* start Provided material *

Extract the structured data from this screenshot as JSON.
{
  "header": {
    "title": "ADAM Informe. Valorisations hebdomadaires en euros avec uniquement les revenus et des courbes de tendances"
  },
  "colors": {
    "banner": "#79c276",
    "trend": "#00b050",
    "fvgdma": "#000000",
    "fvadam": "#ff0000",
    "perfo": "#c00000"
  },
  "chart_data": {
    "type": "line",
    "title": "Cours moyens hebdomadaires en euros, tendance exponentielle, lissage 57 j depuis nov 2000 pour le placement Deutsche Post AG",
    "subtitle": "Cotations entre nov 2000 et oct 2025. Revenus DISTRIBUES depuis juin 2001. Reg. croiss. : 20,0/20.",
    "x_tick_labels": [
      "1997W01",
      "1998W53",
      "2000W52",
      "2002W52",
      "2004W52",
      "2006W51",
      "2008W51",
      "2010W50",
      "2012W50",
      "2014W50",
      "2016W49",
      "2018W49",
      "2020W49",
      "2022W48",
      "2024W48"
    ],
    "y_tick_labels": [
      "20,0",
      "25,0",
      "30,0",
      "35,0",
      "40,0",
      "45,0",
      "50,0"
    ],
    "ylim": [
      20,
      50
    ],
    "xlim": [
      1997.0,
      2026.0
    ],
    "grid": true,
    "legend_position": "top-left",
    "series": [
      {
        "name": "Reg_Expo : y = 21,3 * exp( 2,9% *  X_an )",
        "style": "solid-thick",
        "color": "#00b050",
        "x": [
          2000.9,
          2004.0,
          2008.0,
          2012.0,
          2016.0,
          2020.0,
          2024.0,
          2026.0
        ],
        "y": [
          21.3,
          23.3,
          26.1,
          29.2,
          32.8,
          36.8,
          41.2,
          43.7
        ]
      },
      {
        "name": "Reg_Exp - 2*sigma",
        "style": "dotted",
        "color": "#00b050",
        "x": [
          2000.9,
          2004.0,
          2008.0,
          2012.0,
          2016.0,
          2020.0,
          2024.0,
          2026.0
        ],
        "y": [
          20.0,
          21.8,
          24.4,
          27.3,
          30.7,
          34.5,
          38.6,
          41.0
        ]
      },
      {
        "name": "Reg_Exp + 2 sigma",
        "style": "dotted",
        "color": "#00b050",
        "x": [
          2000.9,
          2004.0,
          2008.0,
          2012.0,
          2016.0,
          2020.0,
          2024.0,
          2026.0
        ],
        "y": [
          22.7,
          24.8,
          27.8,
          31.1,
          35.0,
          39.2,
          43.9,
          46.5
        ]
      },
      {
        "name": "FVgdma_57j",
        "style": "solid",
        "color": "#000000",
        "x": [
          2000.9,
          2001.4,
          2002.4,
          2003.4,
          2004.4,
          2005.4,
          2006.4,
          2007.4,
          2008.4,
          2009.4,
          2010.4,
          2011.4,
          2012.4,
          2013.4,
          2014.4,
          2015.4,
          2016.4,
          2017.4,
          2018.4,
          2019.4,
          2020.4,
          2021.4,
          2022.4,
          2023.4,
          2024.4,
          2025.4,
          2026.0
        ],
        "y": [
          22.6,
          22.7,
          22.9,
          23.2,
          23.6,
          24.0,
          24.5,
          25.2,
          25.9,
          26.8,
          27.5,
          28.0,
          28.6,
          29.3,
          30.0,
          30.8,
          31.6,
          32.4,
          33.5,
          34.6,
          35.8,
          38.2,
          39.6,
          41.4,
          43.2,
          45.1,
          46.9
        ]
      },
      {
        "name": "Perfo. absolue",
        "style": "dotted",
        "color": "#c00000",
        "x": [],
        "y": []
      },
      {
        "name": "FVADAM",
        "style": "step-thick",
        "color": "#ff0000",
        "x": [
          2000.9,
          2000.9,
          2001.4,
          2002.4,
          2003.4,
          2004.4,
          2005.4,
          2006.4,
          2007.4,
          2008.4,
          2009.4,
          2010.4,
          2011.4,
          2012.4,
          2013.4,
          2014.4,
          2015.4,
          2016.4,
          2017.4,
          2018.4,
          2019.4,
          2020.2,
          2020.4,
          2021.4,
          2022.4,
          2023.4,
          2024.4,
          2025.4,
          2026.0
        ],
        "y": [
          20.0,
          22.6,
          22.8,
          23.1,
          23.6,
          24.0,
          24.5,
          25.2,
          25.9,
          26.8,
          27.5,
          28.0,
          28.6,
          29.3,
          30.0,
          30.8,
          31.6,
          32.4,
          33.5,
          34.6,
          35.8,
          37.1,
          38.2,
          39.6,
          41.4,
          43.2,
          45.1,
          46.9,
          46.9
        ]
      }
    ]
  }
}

* end Provided material *

**Required work:**
Report how many lines of the records above contain the word "hebdomadaires", giving only the number.

**Correct answer:**
2